▶ **Excerpt to read**

= = = =

Saturday, May 19, 2012

balik oi keje

No matter how much i dreaded going back to Kuantan, I know that three weeks break will come to its end sooner. When I say soon, I mean this very week. I don't dread working in Kuantan, or my workplace for the matter, I just despise the 10- hour -journey it takes. As I am blogging from Aten's place in KL, it means another 2 days for all the breaks I deserve, and coming Monday, it's going to be all hectic timetable and works.

Mama accompanied me driving to KL, leaving abah behind as abah wasn't that fit to travel (plus Nina is having her baby soon, so she needs a midwife ha ha... so since Nina anak kesayangan abah, so abah will be the midwifelah  he he he)

Oh, Nina is our cat , anyway.

So as I said, mama was my co-pilot. It was indeed an all-woman trip:). Since nobody trusts me to be behind wheels within that lengthy duration (probably sebab I merempit like there's no tomorrow, err.. given the condition there is no other passengerlah. I am so berhemah kalau ada penumpang, trust me), so mama volunteered to come along.

Best jugak sekali sekala balik ngan mak ni tau. Macam mana cerita merapu, macam macam tips keluar and you basically don't hold yourself to talk about things anymore since there are only 2 of you. And the best part is when your mom played accountant and paid the toll. he he he...Thank you mummey!!

= = = =

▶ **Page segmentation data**
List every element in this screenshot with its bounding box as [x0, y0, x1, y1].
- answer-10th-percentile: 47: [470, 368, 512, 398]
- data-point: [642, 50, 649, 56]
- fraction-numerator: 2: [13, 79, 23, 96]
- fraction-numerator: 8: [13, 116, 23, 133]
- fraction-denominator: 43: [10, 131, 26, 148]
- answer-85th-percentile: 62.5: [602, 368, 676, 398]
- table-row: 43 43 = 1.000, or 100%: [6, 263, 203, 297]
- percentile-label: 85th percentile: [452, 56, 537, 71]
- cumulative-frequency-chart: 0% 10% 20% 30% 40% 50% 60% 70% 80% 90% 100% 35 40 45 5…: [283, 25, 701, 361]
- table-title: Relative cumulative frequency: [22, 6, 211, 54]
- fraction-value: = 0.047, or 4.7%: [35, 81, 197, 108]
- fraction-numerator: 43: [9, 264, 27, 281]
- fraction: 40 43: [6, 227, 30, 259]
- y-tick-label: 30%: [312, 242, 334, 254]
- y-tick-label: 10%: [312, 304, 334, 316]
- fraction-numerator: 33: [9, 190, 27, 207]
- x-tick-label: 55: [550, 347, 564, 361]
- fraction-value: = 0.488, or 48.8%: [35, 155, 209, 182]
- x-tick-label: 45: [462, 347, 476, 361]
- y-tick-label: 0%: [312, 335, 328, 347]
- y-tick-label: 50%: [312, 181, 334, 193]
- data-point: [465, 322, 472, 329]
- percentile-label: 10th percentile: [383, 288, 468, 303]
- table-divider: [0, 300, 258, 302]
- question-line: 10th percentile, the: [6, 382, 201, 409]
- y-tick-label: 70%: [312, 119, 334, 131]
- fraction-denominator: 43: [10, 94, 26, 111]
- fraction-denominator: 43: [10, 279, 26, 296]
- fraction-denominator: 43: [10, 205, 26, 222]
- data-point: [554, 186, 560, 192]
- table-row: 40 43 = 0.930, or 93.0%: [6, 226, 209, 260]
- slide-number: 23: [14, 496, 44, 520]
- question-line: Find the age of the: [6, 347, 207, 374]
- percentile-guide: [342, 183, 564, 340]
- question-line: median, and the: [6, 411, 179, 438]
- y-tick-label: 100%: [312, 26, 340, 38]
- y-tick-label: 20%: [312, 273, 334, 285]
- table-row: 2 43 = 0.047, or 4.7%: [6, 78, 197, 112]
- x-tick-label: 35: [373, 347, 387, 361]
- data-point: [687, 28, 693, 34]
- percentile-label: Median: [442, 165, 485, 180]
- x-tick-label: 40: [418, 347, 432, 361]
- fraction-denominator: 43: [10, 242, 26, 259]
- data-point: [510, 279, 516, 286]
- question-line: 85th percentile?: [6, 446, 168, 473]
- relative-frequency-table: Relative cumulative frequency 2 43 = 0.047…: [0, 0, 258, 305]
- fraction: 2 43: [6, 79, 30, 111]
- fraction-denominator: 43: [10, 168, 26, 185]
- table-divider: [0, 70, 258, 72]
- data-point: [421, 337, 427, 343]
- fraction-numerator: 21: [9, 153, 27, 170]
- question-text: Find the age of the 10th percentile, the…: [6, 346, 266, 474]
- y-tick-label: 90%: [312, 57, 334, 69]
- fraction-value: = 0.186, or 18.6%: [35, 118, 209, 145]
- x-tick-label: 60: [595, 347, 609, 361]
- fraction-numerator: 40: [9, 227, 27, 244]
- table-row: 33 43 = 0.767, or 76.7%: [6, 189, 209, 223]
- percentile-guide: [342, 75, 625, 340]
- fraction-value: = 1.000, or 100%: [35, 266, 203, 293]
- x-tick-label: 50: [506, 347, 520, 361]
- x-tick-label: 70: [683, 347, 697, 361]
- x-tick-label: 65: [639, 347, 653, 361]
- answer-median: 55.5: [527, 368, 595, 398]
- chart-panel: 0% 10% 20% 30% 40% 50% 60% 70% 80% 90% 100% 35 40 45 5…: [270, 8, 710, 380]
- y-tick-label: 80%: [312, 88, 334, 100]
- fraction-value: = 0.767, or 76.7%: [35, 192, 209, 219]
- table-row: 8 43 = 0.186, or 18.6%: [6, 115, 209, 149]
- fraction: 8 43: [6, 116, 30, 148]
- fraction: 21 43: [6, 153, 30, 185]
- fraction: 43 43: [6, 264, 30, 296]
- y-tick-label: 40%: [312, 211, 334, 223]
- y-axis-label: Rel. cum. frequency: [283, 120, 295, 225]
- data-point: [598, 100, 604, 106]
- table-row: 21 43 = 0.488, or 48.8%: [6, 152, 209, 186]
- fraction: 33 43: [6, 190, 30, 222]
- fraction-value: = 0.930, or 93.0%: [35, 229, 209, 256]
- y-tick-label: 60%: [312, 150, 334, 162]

= = = =

▶ **Questions**
• 1. In the blog post about the drive to KL, who is Nina?
• 2. List every span of time that the blog post about the drive to KL gives with a number, and say what each one refers to.
• 3. Extend the blog post about the drive to KL from the point where it stops.

▶ **Written responses**
• 1. Nina is the family's cat.

• 2.
- Three weeks: the break that is ending
- 10 hours: the journey to Kuantan
- 2 days: the remaining break at Aten's place in KL

• 3.
Tomorrow is going to be a long day since it's going to be all vigorous  . Just hope mom survives cause it sure drains all her energy to hit all the stores and shop like mad!

Friday, May 11, 2012

hunt



Saturday's treasure hunt..as usual:)


Note: it was supposed to be a backdated post. So don't worry, you get the day right, the blog system makes it all loco

Jumaat reminder

Rasulullah SAW bersabda;

"Sungguh beruntung orang yang beriman, kerana segala perkara adalah kebajikan. Jika dia mendapat kenikmatan, dia bersyukur (dia mendapat kebajikan) dan jika dia ditimpa musibah, dia sabar (dia mendapat pahala kebajikan juga)." (HR.Muslim)


Note to self, deal whatever tests with an open heart, wide smile and thank Him enough. Never sigh, sighing is another sign of being impatient, and you will be granted nothing.


Thus ..., walaupun hari ni panas melekit, please please please God don't let me complain...

Thursday, May 10, 2012

responsibleness:)

Dulu dulu, orang kata mata pen lagi tajam dari mata pedang. Tapi ikut zaman sekarang ni, aku rasa dah tak relevan kot. Sape je yang nak menulis guna pen kan? Semuanya pakat bantai ada blog, budak darjah satu pun gigih update letak gambaq pi camping bagai (err..bab update aku je yang tobat malas. Malas nak mengarang kerana I am born a verbal story teller gituuuu..). Youwols nak blog genre apa? Semua ada, tunggu ketik ketik, godek godek kat Google Chrome je. Nak cita seram? Nak gosip retis? Nak tau resepi ikan goreng kunyit?. Selagi ada permintaan, namely the readers, selagi tu lah bloggers nih akan menggigihkan diri tulis cerita. Kadang kadang sampai menipu, plagiat cerita orang. Sedap wooooo gosip gosip ni, Boleh naikkan traffic, boleh dapatkan income Nuffnang. Boleh dapat award berkoyan koyan. Tapi tulah, in the direction to be a good (famous, perhaps?) blogger, one does somehow miss out the important element, which is to blog responsibly.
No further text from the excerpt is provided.